* _TASK PROMPT_
Set down the whole listing verbatim.

* _GIVEN DATA_
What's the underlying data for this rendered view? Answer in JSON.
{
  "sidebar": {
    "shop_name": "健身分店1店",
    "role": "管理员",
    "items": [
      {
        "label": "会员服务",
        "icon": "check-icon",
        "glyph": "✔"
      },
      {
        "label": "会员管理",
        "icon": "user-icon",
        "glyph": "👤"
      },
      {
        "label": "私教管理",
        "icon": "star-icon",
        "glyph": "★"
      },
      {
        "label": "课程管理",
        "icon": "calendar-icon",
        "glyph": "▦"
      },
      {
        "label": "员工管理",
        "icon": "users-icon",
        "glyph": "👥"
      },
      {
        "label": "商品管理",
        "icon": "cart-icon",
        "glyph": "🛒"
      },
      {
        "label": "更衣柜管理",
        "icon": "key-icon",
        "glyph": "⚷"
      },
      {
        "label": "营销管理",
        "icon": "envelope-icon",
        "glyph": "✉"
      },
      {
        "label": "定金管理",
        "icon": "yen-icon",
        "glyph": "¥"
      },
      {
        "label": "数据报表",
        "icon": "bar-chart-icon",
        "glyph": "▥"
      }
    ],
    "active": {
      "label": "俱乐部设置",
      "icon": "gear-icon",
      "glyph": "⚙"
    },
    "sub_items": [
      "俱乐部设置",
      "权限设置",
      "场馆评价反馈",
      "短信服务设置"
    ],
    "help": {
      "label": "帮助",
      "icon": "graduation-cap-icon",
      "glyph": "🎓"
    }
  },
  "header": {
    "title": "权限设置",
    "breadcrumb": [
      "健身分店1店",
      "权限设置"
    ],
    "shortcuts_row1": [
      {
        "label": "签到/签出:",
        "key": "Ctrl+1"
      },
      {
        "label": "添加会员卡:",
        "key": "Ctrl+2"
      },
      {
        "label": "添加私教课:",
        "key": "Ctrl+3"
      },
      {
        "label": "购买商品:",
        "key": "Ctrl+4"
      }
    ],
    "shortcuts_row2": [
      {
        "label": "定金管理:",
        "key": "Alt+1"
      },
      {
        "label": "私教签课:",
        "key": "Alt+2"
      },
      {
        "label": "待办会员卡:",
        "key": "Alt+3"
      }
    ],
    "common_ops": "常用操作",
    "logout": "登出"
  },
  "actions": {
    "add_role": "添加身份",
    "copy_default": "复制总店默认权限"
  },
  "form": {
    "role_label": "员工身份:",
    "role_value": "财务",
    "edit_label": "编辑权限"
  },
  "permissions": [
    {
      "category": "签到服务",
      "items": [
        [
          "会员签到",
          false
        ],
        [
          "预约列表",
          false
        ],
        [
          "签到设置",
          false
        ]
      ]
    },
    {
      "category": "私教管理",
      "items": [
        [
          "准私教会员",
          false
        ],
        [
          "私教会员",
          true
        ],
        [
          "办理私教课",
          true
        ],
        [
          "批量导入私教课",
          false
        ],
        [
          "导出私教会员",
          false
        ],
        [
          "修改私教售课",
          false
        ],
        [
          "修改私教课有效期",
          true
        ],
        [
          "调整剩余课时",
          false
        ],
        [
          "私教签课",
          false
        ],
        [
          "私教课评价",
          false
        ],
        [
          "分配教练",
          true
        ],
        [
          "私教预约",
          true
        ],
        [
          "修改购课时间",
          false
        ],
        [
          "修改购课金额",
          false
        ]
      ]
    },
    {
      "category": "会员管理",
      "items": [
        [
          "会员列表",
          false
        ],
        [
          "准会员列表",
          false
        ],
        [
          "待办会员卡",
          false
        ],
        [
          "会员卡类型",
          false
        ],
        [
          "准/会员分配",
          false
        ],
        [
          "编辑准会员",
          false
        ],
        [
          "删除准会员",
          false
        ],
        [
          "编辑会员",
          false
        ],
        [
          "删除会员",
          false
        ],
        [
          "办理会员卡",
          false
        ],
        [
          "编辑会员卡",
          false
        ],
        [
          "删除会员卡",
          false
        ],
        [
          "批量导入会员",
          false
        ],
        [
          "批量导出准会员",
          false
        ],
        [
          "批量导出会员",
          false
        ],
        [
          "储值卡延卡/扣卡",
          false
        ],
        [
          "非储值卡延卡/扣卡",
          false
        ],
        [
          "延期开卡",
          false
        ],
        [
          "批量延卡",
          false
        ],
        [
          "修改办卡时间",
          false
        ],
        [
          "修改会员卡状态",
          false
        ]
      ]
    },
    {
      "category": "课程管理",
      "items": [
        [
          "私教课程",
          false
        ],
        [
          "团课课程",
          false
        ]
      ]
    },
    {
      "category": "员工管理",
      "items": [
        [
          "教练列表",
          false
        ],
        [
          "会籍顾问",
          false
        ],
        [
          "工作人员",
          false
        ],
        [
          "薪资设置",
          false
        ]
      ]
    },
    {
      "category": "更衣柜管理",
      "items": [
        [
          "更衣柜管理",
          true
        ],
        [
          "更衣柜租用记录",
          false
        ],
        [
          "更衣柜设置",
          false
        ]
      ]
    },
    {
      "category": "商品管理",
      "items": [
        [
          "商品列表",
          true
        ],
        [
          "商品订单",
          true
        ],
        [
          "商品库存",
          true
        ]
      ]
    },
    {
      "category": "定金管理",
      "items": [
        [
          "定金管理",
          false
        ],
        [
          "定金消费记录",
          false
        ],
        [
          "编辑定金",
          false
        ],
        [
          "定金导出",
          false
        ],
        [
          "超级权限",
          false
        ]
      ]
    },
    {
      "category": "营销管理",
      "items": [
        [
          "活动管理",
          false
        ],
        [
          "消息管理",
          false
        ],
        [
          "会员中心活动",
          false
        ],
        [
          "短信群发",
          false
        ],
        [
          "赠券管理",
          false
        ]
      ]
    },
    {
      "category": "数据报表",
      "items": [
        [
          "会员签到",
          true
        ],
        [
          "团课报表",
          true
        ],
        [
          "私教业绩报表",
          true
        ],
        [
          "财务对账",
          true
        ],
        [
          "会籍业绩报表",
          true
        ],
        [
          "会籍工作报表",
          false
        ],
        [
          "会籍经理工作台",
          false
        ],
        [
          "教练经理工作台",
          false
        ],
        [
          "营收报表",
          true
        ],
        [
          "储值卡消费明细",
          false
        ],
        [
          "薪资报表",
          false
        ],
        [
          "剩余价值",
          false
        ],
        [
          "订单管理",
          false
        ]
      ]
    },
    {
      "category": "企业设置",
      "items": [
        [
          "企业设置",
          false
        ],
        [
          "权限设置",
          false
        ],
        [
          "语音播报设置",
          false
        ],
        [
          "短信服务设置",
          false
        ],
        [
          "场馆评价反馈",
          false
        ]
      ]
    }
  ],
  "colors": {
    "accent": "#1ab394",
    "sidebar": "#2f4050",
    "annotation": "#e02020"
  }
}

* _THE RESULT_
What's the underlying data for this rendered view? Answer in JSON.
{
  "sidebar": {
    "shop_name": "健身分店1店",
    "role": "管理员",
    "items": [
      {
        "label": "会员服务",
        "icon": "check-icon",
        "glyph": "✔"
      },
      {
        "label": "会员管理",
        "icon": "user-icon",
        "glyph": "👤"
      },
      {
        "label": "私教管理",
        "icon": "star-icon",
        "glyph": "★"
      },
      {
        "label": "课程管理",
        "icon": "calendar-icon",
        "glyph": "▦"
      },
      {
        "label": "员工管理",
        "icon": "users-icon",
        "glyph": "👥"
      },
      {
        "label": "商品管理",
        "icon": "cart-icon",
        "glyph": "🛒"
      },
      {
        "label": "更衣柜管理",
        "icon": "key-icon",
        "glyph": "⚷"
      },
      {
        "label": "营销管理",
        "icon": "envelope-icon",
        "glyph": "✉"
      },
      {
        "label": "定金管理",
        "icon": "yen-icon",
        "glyph": "¥"
      },
      {
        "label": "数据报表",
        "icon": "bar-chart-icon",
        "glyph": "▥"
      }
    ],
    "active": {
      "label": "俱乐部设置",
      "icon": "gear-icon",
      "glyph": "⚙"
    },
    "sub_items": [
      "俱乐部设置",
      "权限设置",
      "场馆评价反馈",
      "短信服务设置"
    ],
    "help": {
      "label": "帮助",
      "icon": "graduation-cap-icon",
      "glyph": "🎓"
    }
  },
  "header": {
    "title": "权限设置",
    "breadcrumb": [
      "健身分店1店",
      "权限设置"
    ],
    "shortcuts_row1": [
      {
        "label": "签到/签出:",
        "key": "Ctrl+1"
      },
      {
        "label": "添加会员卡:",
        "key": "Ctrl+2"
      },
      {
        "label": "添加私教课:",
        "key": "Ctrl+3"
      },
      {
        "label": "购买商品:",
        "key": "Ctrl+4"
      }
    ],
    "shortcuts_row2": [
      {
        "label": "定金管理:",
        "key": "Alt+1"
      },
      {
        "label": "私教签课:",
        "key": "Alt+2"
      },
      {
        "label": "待办会员卡:",
        "key": "Alt+3"
      }
    ],
    "common_ops": "常用操作",
    "logout": "登出"
  },
  "actions": {
    "add_role": "添加身份",
    "copy_default": "复制总店默认权限"
  },
  "form": {
    "role_label": "员工身份:",
    "role_value": "财务",
    "edit_label": "编辑权限"
  },
  "permissions": [
    {
      "category": "签到服务",
      "items": [
        [
          "会员签到",
          false
        ],
        [
          "预约列表",
          false
        ],
        [
          "签到设置",
          false
        ]
      ]
    },
    {
      "category": "私教管理",
      "items": [
        [
          "准私教会员",
          false
        ],
        [
          "私教会员",
          true
        ],
        [
          "办理私教课",
          true
        ],
        [
          "批量导入私教课",
          false
        ],
        [
          "导出私教会员",
          false
        ],
        [
          "修改私教售课",
          false
        ],
        [
          "修改私教课有效期",
          true
        ],
        [
          "调整剩余课时",
          false
        ],
        [
          "私教签课",
          false
        ],
        [
          "私教课评价",
          false
        ],
        [
          "分配教练",
          true
        ],
        [
          "私教预约",
          true
        ],
        [
          "修改购课时间",
          false
        ],
        [
          "修改购课金额",
          false
        ]
      ]
    },
    {
      "category": "会员管理",
      "items": [
        [
          "会员列表",
          false
        ],
        [
          "准会员列表",
          false
        ],
        [
          "待办会员卡",
          false
        ],
        [
          "会员卡类型",
          false
        ],
        [
          "准/会员分配",
          false
        ],
        [
          "编辑准会员",
          false
        ],
        [
          "删除准会员",
          false
        ],
        [
          "编辑会员",
          false
        ],
        [
          "删除会员",
          false
        ],
        [
          "办理会员卡",
          false
        ],
        [
          "编辑会员卡",
          false
        ],
        [
          "删除会员卡",
          false
        ],
        [
          "批量导入会员",
          false
        ],
        [
          "批量导出准会员",
          false
        ],
        [
          "批量导出会员",
          false
        ],
        [
          "储值卡延卡/扣卡",
          false
        ],
        [
          "非储值卡延卡/扣卡",
          false
        ],
        [
          "延期开卡",
          false
        ],
        [
          "批量延卡",
          false
        ],
        [
          "修改办卡时间",
          false
        ],
        [
          "修改会员卡状态",
          false
        ]
      ]
    },
    {
      "category": "课程管理",
      "items": [
        [
          "私教课程",
          false
        ],
        [
          "团课课程",
          false
        ]
      ]
    },
    {
      "category": "员工管理",
      "items": [
        [
          "教练列表",
          false
        ],
        [
          "会籍顾问",
          false
        ],
        [
          "工作人员",
          false
        ],
        [
          "薪资设置",
          false
        ]
      ]
    },
    {
      "category": "更衣柜管理",
      "items": [
        [
          "更衣柜管理",
          true
        ],
        [
          "更衣柜租用记录",
          false
        ],
        [
          "更衣柜设置",
          false
        ]
      ]
    },
    {
      "category": "商品管理",
      "items": [
        [
          "商品列表",
          true
        ],
        [
          "商品订单",
          true
        ],
        [
          "商品库存",
          true
        ]
      ]
    },
    {
      "category": "定金管理",
      "items": [
        [
          "定金管理",
          false
        ],
        [
          "定金消费记录",
          false
        ],
        [
          "编辑定金",
          false
        ],
        [
          "定金导出",
          false
        ],
        [
          "超级权限",
          false
        ]
      ]
    },
    {
      "category": "营销管理",
      "items": [
        [
          "活动管理",
          false
        ],
        [
          "消息管理",
          false
        ],
        [
          "会员中心活动",
          false
        ],
        [
          "短信群发",
          false
        ],
        [
          "赠券管理",
          false
        ]
      ]
    },
    {
      "category": "数据报表",
      "items": [
        [
          "会员签到",
          true
        ],
        [
          "团课报表",
          true
        ],
        [
          "私教业绩报表",
          true
        ],
        [
          "财务对账",
          true
        ],
        [
          "会籍业绩报表",
          true
        ],
        [
          "会籍工作报表",
          false
        ],
        [
          "会籍经理工作台",
          false
        ],
        [
          "教练经理工作台",
          false
        ],
        [
          "营收报表",
          true
        ],
        [
          "储值卡消费明细",
          false
        ],
        [
          "薪资报表",
          false
        ],
        [
          "剩余价值",
          false
        ],
        [
          "订单管理",
          false
        ]
      ]
    },
    {
      "category": "企业设置",
      "items": [
        [
          "企业设置",
          false
        ],
        [
          "权限设置",
          false
        ],
        [
          "语音播报设置",
          false
        ],
        [
          "短信服务设置",
          false
        ],
        [
          "场馆评价反馈",
          false
        ]
      ]
    }
  ],
  "colors": {
    "accent": "#1ab394",
    "sidebar": "#2f4050",
    "annotation": "#e02020"
  }
}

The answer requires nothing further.